Instructions for the task: Every entry should be repeated exactly. Omit the pictures.

# start of Extracted material

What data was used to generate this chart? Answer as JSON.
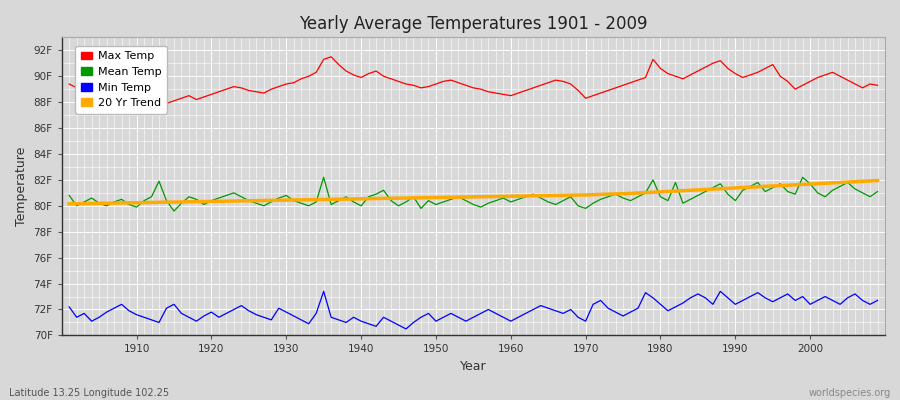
{
  "title": "Yearly Average Temperatures 1901 - 2009",
  "xlabel": "Year",
  "ylabel": "Temperature",
  "lat_lon_label": "Latitude 13.25 Longitude 102.25",
  "credit": "worldspecies.org",
  "year_start": 1901,
  "year_end": 2009,
  "background_color": "#d8d8d8",
  "plot_bg_color": "#d8d8d8",
  "grid_color": "#ffffff",
  "ylim": [
    70,
    93
  ],
  "yticks": [
    70,
    72,
    74,
    76,
    78,
    80,
    82,
    84,
    86,
    88,
    90,
    92
  ],
  "ytick_labels": [
    "70F",
    "72F",
    "74F",
    "76F",
    "78F",
    "80F",
    "82F",
    "84F",
    "86F",
    "88F",
    "90F",
    "92F"
  ],
  "xticks": [
    1910,
    1920,
    1930,
    1940,
    1950,
    1960,
    1970,
    1980,
    1990,
    2000
  ],
  "legend_entries": [
    "Max Temp",
    "Mean Temp",
    "Min Temp",
    "20 Yr Trend"
  ],
  "legend_colors": [
    "#ff0000",
    "#009900",
    "#0000ff",
    "#ffaa00"
  ],
  "line_colors": {
    "max": "#ff0000",
    "mean": "#009900",
    "min": "#0000ff",
    "trend": "#ffaa00"
  },
  "max_temp": [
    89.4,
    89.1,
    89.3,
    89.0,
    88.6,
    88.4,
    88.3,
    88.8,
    88.7,
    88.5,
    88.9,
    88.4,
    88.0,
    87.9,
    88.1,
    88.3,
    88.5,
    88.2,
    88.4,
    88.6,
    88.8,
    89.0,
    89.2,
    89.1,
    88.9,
    88.8,
    88.7,
    89.0,
    89.2,
    89.4,
    89.5,
    89.8,
    90.0,
    90.3,
    91.3,
    91.5,
    90.9,
    90.4,
    90.1,
    89.9,
    90.2,
    90.4,
    90.0,
    89.8,
    89.6,
    89.4,
    89.3,
    89.1,
    89.2,
    89.4,
    89.6,
    89.7,
    89.5,
    89.3,
    89.1,
    89.0,
    88.8,
    88.7,
    88.6,
    88.5,
    88.7,
    88.9,
    89.1,
    89.3,
    89.5,
    89.7,
    89.6,
    89.4,
    88.9,
    88.3,
    88.5,
    88.7,
    88.9,
    89.1,
    89.3,
    89.5,
    89.7,
    89.9,
    91.3,
    90.6,
    90.2,
    90.0,
    89.8,
    90.1,
    90.4,
    90.7,
    91.0,
    91.2,
    90.6,
    90.2,
    89.9,
    90.1,
    90.3,
    90.6,
    90.9,
    90.0,
    89.6,
    89.0,
    89.3,
    89.6,
    89.9,
    90.1,
    90.3,
    90.0,
    89.7,
    89.4,
    89.1,
    89.4,
    89.3
  ],
  "mean_temp": [
    80.8,
    80.0,
    80.3,
    80.6,
    80.2,
    80.0,
    80.3,
    80.5,
    80.1,
    79.9,
    80.4,
    80.7,
    81.9,
    80.4,
    79.6,
    80.2,
    80.7,
    80.5,
    80.1,
    80.4,
    80.6,
    80.8,
    81.0,
    80.7,
    80.4,
    80.2,
    80.0,
    80.3,
    80.6,
    80.8,
    80.4,
    80.2,
    80.0,
    80.3,
    82.2,
    80.1,
    80.4,
    80.7,
    80.3,
    80.0,
    80.7,
    80.9,
    81.2,
    80.4,
    80.0,
    80.3,
    80.7,
    79.8,
    80.4,
    80.1,
    80.3,
    80.5,
    80.7,
    80.4,
    80.1,
    79.9,
    80.2,
    80.4,
    80.6,
    80.3,
    80.5,
    80.7,
    80.9,
    80.6,
    80.3,
    80.1,
    80.4,
    80.7,
    80.0,
    79.8,
    80.2,
    80.5,
    80.7,
    80.9,
    80.6,
    80.4,
    80.7,
    81.0,
    82.0,
    80.7,
    80.4,
    81.8,
    80.2,
    80.5,
    80.8,
    81.1,
    81.4,
    81.7,
    80.9,
    80.4,
    81.2,
    81.5,
    81.8,
    81.1,
    81.4,
    81.7,
    81.1,
    80.9,
    82.2,
    81.7,
    81.0,
    80.7,
    81.2,
    81.5,
    81.8,
    81.3,
    81.0,
    80.7,
    81.1
  ],
  "min_temp": [
    72.2,
    71.4,
    71.7,
    71.1,
    71.4,
    71.8,
    72.1,
    72.4,
    71.9,
    71.6,
    71.4,
    71.2,
    71.0,
    72.1,
    72.4,
    71.7,
    71.4,
    71.1,
    71.5,
    71.8,
    71.4,
    71.7,
    72.0,
    72.3,
    71.9,
    71.6,
    71.4,
    71.2,
    72.1,
    71.8,
    71.5,
    71.2,
    70.9,
    71.7,
    73.4,
    71.4,
    71.2,
    71.0,
    71.4,
    71.1,
    70.9,
    70.7,
    71.4,
    71.1,
    70.8,
    70.5,
    71.0,
    71.4,
    71.7,
    71.1,
    71.4,
    71.7,
    71.4,
    71.1,
    71.4,
    71.7,
    72.0,
    71.7,
    71.4,
    71.1,
    71.4,
    71.7,
    72.0,
    72.3,
    72.1,
    71.9,
    71.7,
    72.0,
    71.4,
    71.1,
    72.4,
    72.7,
    72.1,
    71.8,
    71.5,
    71.8,
    72.1,
    73.3,
    72.9,
    72.4,
    71.9,
    72.2,
    72.5,
    72.9,
    73.2,
    72.9,
    72.4,
    73.4,
    72.9,
    72.4,
    72.7,
    73.0,
    73.3,
    72.9,
    72.6,
    72.9,
    73.2,
    72.7,
    73.0,
    72.4,
    72.7,
    73.0,
    72.7,
    72.4,
    72.9,
    73.2,
    72.7,
    72.4,
    72.7
  ],
  "trend": [
    80.15,
    80.16,
    80.17,
    80.18,
    80.19,
    80.2,
    80.21,
    80.22,
    80.23,
    80.24,
    80.25,
    80.26,
    80.27,
    80.28,
    80.29,
    80.3,
    80.31,
    80.32,
    80.33,
    80.34,
    80.35,
    80.36,
    80.37,
    80.38,
    80.39,
    80.4,
    80.41,
    80.42,
    80.43,
    80.44,
    80.45,
    80.46,
    80.47,
    80.48,
    80.49,
    80.5,
    80.51,
    80.52,
    80.53,
    80.54,
    80.55,
    80.56,
    80.57,
    80.58,
    80.59,
    80.6,
    80.61,
    80.62,
    80.63,
    80.64,
    80.65,
    80.66,
    80.67,
    80.68,
    80.69,
    80.7,
    80.71,
    80.72,
    80.73,
    80.74,
    80.75,
    80.76,
    80.77,
    80.78,
    80.79,
    80.8,
    80.81,
    80.82,
    80.83,
    80.84,
    80.86,
    80.88,
    80.9,
    80.92,
    80.94,
    80.96,
    80.99,
    81.02,
    81.05,
    81.08,
    81.11,
    81.14,
    81.17,
    81.2,
    81.23,
    81.26,
    81.29,
    81.32,
    81.35,
    81.38,
    81.41,
    81.44,
    81.47,
    81.5,
    81.53,
    81.56,
    81.59,
    81.62,
    81.65,
    81.68,
    81.71,
    81.74,
    81.77,
    81.8,
    81.83,
    81.86,
    81.89,
    81.92,
    81.95
  ]
}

# end of Extracted material

Task answer:
What data was used to generate this chart? Answer as JSON.
{
  "title": "Yearly Average Temperatures 1901 - 2009",
  "xlabel": "Year",
  "ylabel": "Temperature",
  "lat_lon_label": "Latitude 13.25 Longitude 102.25",
  "credit": "worldspecies.org",
  "year_start": 1901,
  "year_end": 2009,
  "background_color": "#d8d8d8",
  "plot_bg_color": "#d8d8d8",
  "grid_color": "#ffffff",
  "ylim": [
    70,
    93
  ],
  "yticks": [
    70,
    72,
    74,
    76,
    78,
    80,
    82,
    84,
    86,
    88,
    90,
    92
  ],
  "ytick_labels": [
    "70F",
    "72F",
    "74F",
    "76F",
    "78F",
    "80F",
    "82F",
    "84F",
    "86F",
    "88F",
    "90F",
    "92F"
  ],
  "xticks": [
    1910,
    1920,
    1930,
    1940,
    1950,
    1960,
    1970,
    1980,
    1990,
    2000
  ],
  "legend_entries": [
    "Max Temp",
    "Mean Temp",
    "Min Temp",
    "20 Yr Trend"
  ],
  "legend_colors": [
    "#ff0000",
    "#009900",
    "#0000ff",
    "#ffaa00"
  ],
  "line_colors": {
    "max": "#ff0000",
    "mean": "#009900",
    "min": "#0000ff",
    "trend": "#ffaa00"
  },
  "max_temp": [
    89.4,
    89.1,
    89.3,
    89.0,
    88.6,
    88.4,
    88.3,
    88.8,
    88.7,
    88.5,
    88.9,
    88.4,
    88.0,
    87.9,
    88.1,
    88.3,
    88.5,
    88.2,
    88.4,
    88.6,
    88.8,
    89.0,
    89.2,
    89.1,
    88.9,
    88.8,
    88.7,
    89.0,
    89.2,
    89.4,
    89.5,
    89.8,
    90.0,
    90.3,
    91.3,
    91.5,
    90.9,
    90.4,
    90.1,
    89.9,
    90.2,
    90.4,
    90.0,
    89.8,
    89.6,
    89.4,
    89.3,
    89.1,
    89.2,
    89.4,
    89.6,
    89.7,
    89.5,
    89.3,
    89.1,
    89.0,
    88.8,
    88.7,
    88.6,
    88.5,
    88.7,
    88.9,
    89.1,
    89.3,
    89.5,
    89.7,
    89.6,
    89.4,
    88.9,
    88.3,
    88.5,
    88.7,
    88.9,
    89.1,
    89.3,
    89.5,
    89.7,
    89.9,
    91.3,
    90.6,
    90.2,
    90.0,
    89.8,
    90.1,
    90.4,
    90.7,
    91.0,
    91.2,
    90.6,
    90.2,
    89.9,
    90.1,
    90.3,
    90.6,
    90.9,
    90.0,
    89.6,
    89.0,
    89.3,
    89.6,
    89.9,
    90.1,
    90.3,
    90.0,
    89.7,
    89.4,
    89.1,
    89.4,
    89.3
  ],
  "mean_temp": [
    80.8,
    80.0,
    80.3,
    80.6,
    80.2,
    80.0,
    80.3,
    80.5,
    80.1,
    79.9,
    80.4,
    80.7,
    81.9,
    80.4,
    79.6,
    80.2,
    80.7,
    80.5,
    80.1,
    80.4,
    80.6,
    80.8,
    81.0,
    80.7,
    80.4,
    80.2,
    80.0,
    80.3,
    80.6,
    80.8,
    80.4,
    80.2,
    80.0,
    80.3,
    82.2,
    80.1,
    80.4,
    80.7,
    80.3,
    80.0,
    80.7,
    80.9,
    81.2,
    80.4,
    80.0,
    80.3,
    80.7,
    79.8,
    80.4,
    80.1,
    80.3,
    80.5,
    80.7,
    80.4,
    80.1,
    79.9,
    80.2,
    80.4,
    80.6,
    80.3,
    80.5,
    80.7,
    80.9,
    80.6,
    80.3,
    80.1,
    80.4,
    80.7,
    80.0,
    79.8,
    80.2,
    80.5,
    80.7,
    80.9,
    80.6,
    80.4,
    80.7,
    81.0,
    82.0,
    80.7,
    80.4,
    81.8,
    80.2,
    80.5,
    80.8,
    81.1,
    81.4,
    81.7,
    80.9,
    80.4,
    81.2,
    81.5,
    81.8,
    81.1,
    81.4,
    81.7,
    81.1,
    80.9,
    82.2,
    81.7,
    81.0,
    80.7,
    81.2,
    81.5,
    81.8,
    81.3,
    81.0,
    80.7,
    81.1
  ],
  "min_temp": [
    72.2,
    71.4,
    71.7,
    71.1,
    71.4,
    71.8,
    72.1,
    72.4,
    71.9,
    71.6,
    71.4,
    71.2,
    71.0,
    72.1,
    72.4,
    71.7,
    71.4,
    71.1,
    71.5,
    71.8,
    71.4,
    71.7,
    72.0,
    72.3,
    71.9,
    71.6,
    71.4,
    71.2,
    72.1,
    71.8,
    71.5,
    71.2,
    70.9,
    71.7,
    73.4,
    71.4,
    71.2,
    71.0,
    71.4,
    71.1,
    70.9,
    70.7,
    71.4,
    71.1,
    70.8,
    70.5,
    71.0,
    71.4,
    71.7,
    71.1,
    71.4,
    71.7,
    71.4,
    71.1,
    71.4,
    71.7,
    72.0,
    71.7,
    71.4,
    71.1,
    71.4,
    71.7,
    72.0,
    72.3,
    72.1,
    71.9,
    71.7,
    72.0,
    71.4,
    71.1,
    72.4,
    72.7,
    72.1,
    71.8,
    71.5,
    71.8,
    72.1,
    73.3,
    72.9,
    72.4,
    71.9,
    72.2,
    72.5,
    72.9,
    73.2,
    72.9,
    72.4,
    73.4,
    72.9,
    72.4,
    72.7,
    73.0,
    73.3,
    72.9,
    72.6,
    72.9,
    73.2,
    72.7,
    73.0,
    72.4,
    72.7,
    73.0,
    72.7,
    72.4,
    72.9,
    73.2,
    72.7,
    72.4,
    72.7
  ],
  "trend": [
    80.15,
    80.16,
    80.17,
    80.18,
    80.19,
    80.2,
    80.21,
    80.22,
    80.23,
    80.24,
    80.25,
    80.26,
    80.27,
    80.28,
    80.29,
    80.3,
    80.31,
    80.32,
    80.33,
    80.34,
    80.35,
    80.36,
    80.37,
    80.38,
    80.39,
    80.4,
    80.41,
    80.42,
    80.43,
    80.44,
    80.45,
    80.46,
    80.47,
    80.48,
    80.49,
    80.5,
    80.51,
    80.52,
    80.53,
    80.54,
    80.55,
    80.56,
    80.57,
    80.58,
    80.59,
    80.6,
    80.61,
    80.62,
    80.63,
    80.64,
    80.65,
    80.66,
    80.67,
    80.68,
    80.69,
    80.7,
    80.71,
    80.72,
    80.73,
    80.74,
    80.75,
    80.76,
    80.77,
    80.78,
    80.79,
    80.8,
    80.81,
    80.82,
    80.83,
    80.84,
    80.86,
    80.88,
    80.9,
    80.92,
    80.94,
    80.96,
    80.99,
    81.02,
    81.05,
    81.08,
    81.11,
    81.14,
    81.17,
    81.2,
    81.23,
    81.26,
    81.29,
    81.32,
    81.35,
    81.38,
    81.41,
    81.44,
    81.47,
    81.5,
    81.53,
    81.56,
    81.59,
    81.62,
    81.65,
    81.68,
    81.71,
    81.74,
    81.77,
    81.8,
    81.83,
    81.86,
    81.89,
    81.92,
    81.95
  ]
}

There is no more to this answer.